══ MATERIAL SUPPLIED ══

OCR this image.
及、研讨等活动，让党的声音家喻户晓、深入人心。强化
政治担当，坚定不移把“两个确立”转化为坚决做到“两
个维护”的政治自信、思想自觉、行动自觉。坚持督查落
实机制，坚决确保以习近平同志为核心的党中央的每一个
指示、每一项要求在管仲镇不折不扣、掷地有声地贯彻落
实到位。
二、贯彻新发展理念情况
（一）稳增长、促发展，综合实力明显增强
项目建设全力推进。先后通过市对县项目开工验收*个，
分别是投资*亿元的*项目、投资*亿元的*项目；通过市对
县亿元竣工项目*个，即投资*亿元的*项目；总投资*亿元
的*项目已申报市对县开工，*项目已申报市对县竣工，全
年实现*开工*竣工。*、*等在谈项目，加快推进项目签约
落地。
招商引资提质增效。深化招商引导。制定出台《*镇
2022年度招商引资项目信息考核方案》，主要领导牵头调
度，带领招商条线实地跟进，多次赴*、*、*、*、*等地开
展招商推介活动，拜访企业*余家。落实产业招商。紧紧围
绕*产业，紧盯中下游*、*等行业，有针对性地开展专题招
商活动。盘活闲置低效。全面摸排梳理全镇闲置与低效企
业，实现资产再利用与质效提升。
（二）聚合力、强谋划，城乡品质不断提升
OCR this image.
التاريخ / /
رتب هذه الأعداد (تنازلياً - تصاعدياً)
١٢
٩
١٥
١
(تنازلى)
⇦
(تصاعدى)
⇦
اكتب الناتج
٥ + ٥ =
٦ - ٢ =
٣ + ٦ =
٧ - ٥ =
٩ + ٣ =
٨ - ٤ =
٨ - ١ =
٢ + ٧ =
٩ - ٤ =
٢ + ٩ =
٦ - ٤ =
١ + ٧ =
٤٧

═══

▶ WHAT THE TASK REQUIRES
Go through the entries and repeat each one exactly.

▶ TASK ANSWER
OCR this image.
及、研讨等活动，让党的声音家喻户晓、深入人心。强化
政治担当，坚定不移把“两个确立”转化为坚决做到“两
个维护”的政治自信、思想自觉、行动自觉。坚持督查落
实机制，坚决确保以习近平同志为核心的党中央的每一个
指示、每一项要求在管仲镇不折不扣、掷地有声地贯彻落
实到位。
二、贯彻新发展理念情况
（一）稳增长、促发展，综合实力明显增强
项目建设全力推进。先后通过市对县项目开工验收*个，
分别是投资*亿元的*项目、投资*亿元的*项目；通过市对
县亿元竣工项目*个，即投资*亿元的*项目；总投资*亿元
的*项目已申报市对县开工，*项目已申报市对县竣工，全
年实现*开工*竣工。*、*等在谈项目，加快推进项目签约
落地。
招商引资提质增效。深化招商引导。制定出台《*镇
2022年度招商引资项目信息考核方案》，主要领导牵头调
度，带领招商条线实地跟进，多次赴*、*、*、*、*等地开
展招商推介活动，拜访企业*余家。落实产业招商。紧紧围
绕*产业，紧盯中下游*、*等行业，有针对性地开展专题招
商活动。盘活闲置低效。全面摸排梳理全镇闲置与低效企
业，实现资产再利用与质效提升。
（二）聚合力、强谋划，城乡品质不断提升
OCR this image.
التاريخ / /
رتب هذه الأعداد (تنازلياً - تصاعدياً)
١٢
٩
١٥
١
(تنازلى)
⇦
(تصاعدى)
⇦
اكتب الناتج
٥ + ٥ =
٦ - ٢ =
٣ + ٦ =
٧ - ٥ =
٩ + ٣ =
٨ - ٤ =
٨ - ١ =
٢ + ٧ =
٩ - ٤ =
٢ + ٩ =
٦ - ٤ =
١ + ٧ =
٤٧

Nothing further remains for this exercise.